» What you should do
Print the records below exactly as they appear.

[Records contained in a dataset]
_ _ _ _ _ _ _

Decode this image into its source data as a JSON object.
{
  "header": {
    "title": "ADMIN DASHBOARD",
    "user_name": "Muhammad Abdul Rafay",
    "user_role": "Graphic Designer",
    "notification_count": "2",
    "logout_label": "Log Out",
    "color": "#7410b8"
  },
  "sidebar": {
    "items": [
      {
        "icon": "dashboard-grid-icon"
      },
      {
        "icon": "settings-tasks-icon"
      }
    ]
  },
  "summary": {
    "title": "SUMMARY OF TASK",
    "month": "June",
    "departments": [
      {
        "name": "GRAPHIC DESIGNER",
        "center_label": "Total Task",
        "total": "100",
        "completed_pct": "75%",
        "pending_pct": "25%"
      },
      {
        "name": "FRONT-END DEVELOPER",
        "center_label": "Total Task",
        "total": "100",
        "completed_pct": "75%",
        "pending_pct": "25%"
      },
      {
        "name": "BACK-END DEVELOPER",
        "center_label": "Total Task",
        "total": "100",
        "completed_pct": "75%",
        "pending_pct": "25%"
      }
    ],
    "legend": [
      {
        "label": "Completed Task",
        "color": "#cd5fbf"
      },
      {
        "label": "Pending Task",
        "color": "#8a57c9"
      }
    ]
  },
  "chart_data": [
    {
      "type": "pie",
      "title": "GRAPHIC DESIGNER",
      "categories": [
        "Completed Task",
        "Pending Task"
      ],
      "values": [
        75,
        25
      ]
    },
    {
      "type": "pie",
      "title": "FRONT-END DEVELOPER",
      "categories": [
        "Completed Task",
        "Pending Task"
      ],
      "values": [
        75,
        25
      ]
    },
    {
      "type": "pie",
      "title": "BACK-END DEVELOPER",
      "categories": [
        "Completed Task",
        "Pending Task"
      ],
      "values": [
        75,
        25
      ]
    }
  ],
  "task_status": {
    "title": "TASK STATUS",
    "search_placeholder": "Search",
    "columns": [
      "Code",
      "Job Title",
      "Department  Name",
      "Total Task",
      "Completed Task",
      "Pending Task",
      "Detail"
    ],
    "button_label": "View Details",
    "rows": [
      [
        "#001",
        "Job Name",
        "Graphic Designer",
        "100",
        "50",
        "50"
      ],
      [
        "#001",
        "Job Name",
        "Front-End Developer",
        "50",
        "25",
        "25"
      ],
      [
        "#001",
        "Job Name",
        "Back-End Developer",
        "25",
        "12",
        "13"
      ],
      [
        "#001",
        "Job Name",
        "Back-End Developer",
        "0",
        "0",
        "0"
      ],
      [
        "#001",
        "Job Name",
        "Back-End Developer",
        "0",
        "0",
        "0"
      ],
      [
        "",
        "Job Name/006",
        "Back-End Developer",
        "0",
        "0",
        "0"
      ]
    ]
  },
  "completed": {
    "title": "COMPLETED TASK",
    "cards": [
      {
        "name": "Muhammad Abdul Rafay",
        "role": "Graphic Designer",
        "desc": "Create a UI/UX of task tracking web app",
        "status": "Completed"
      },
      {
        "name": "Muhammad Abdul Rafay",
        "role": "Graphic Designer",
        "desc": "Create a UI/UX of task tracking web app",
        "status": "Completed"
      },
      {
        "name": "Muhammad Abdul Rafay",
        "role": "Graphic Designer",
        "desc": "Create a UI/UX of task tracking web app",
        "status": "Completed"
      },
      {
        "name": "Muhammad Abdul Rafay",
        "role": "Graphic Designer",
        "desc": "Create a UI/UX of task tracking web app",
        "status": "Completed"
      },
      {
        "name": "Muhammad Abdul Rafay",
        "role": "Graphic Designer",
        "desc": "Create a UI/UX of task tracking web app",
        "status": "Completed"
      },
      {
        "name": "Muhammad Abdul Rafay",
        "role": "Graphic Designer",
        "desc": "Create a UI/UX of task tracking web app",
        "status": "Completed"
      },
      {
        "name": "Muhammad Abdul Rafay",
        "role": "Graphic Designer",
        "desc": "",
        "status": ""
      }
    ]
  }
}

_ _ _ _ _ _ _

» Task response
Decode this image into its source data as a JSON object.
{
  "header": {
    "title": "ADMIN DASHBOARD",
    "user_name": "Muhammad Abdul Rafay",
    "user_role": "Graphic Designer",
    "notification_count": "2",
    "logout_label": "Log Out",
    "color": "#7410b8"
  },
  "sidebar": {
    "items": [
      {
        "icon": "dashboard-grid-icon"
      },
      {
        "icon": "settings-tasks-icon"
      }
    ]
  },
  "summary": {
    "title": "SUMMARY OF TASK",
    "month": "June",
    "departments": [
      {
        "name": "GRAPHIC DESIGNER",
        "center_label": "Total Task",
        "total": "100",
        "completed_pct": "75%",
        "pending_pct": "25%"
      },
      {
        "name": "FRONT-END DEVELOPER",
        "center_label": "Total Task",
        "total": "100",
        "completed_pct": "75%",
        "pending_pct": "25%"
      },
      {
        "name": "BACK-END DEVELOPER",
        "center_label": "Total Task",
        "total": "100",
        "completed_pct": "75%",
        "pending_pct": "25%"
      }
    ],
    "legend": [
      {
        "label": "Completed Task",
        "color": "#cd5fbf"
      },
      {
        "label": "Pending Task",
        "color": "#8a57c9"
      }
    ]
  },
  "chart_data": [
    {
      "type": "pie",
      "title": "GRAPHIC DESIGNER",
      "categories": [
        "Completed Task",
        "Pending Task"
      ],
      "values": [
        75,
        25
      ]
    },
    {
      "type": "pie",
      "title": "FRONT-END DEVELOPER",
      "categories": [
        "Completed Task",
        "Pending Task"
      ],
      "values": [
        75,
        25
      ]
    },
    {
      "type": "pie",
      "title": "BACK-END DEVELOPER",
      "categories": [
        "Completed Task",
        "Pending Task"
      ],
      "values": [
        75,
        25
      ]
    }
  ],
  "task_status": {
    "title": "TASK STATUS",
    "search_placeholder": "Search",
    "columns": [
      "Code",
      "Job Title",
      "Department  Name",
      "Total Task",
      "Completed Task",
      "Pending Task",
      "Detail"
    ],
    "button_label": "View Details",
    "rows": [
      [
        "#001",
        "Job Name",
        "Graphic Designer",
        "100",
        "50",
        "50"
      ],
      [
        "#001",
        "Job Name",
        "Front-End Developer",
        "50",
        "25",
        "25"
      ],
      [
        "#001",
        "Job Name",
        "Back-End Developer",
        "25",
        "12",
        "13"
      ],
      [
        "#001",
        "Job Name",
        "Back-End Developer",
        "0",
        "0",
        "0"
      ],
      [
        "#001",
        "Job Name",
        "Back-End Developer",
        "0",
        "0",
        "0"
      ],
      [
        "",
        "Job Name/006",
        "Back-End Developer",
        "0",
        "0",
        "0"
      ]
    ]
  },
  "completed": {
    "title": "COMPLETED TASK",
    "cards": [
      {
        "name": "Muhammad Abdul Rafay",
        "role": "Graphic Designer",
        "desc": "Create a UI/UX of task tracking web app",
        "status": "Completed"
      },
      {
        "name": "Muhammad Abdul Rafay",
        "role": "Graphic Designer",
        "desc": "Create a UI/UX of task tracking web app",
        "status": "Completed"
      },
      {
        "name": "Muhammad Abdul Rafay",
        "role": "Graphic Designer",
        "desc": "Create a UI/UX of task tracking web app",
        "status": "Completed"
      },
      {
        "name": "Muhammad Abdul Rafay",
        "role": "Graphic Designer",
        "desc": "Create a UI/UX of task tracking web app",
        "status": "Completed"
      },
      {
        "name": "Muhammad Abdul Rafay",
        "role": "Graphic Designer",
        "desc": "Create a UI/UX of task tracking web app",
        "status": "Completed"
      },
      {
        "name": "Muhammad Abdul Rafay",
        "role": "Graphic Designer",
        "desc": "Create a UI/UX of task tracking web app",
        "status": "Completed"
      },
      {
        "name": "Muhammad Abdul Rafay",
        "role": "Graphic Designer",
        "desc": "",
        "status": ""
      }
    ]
  }
}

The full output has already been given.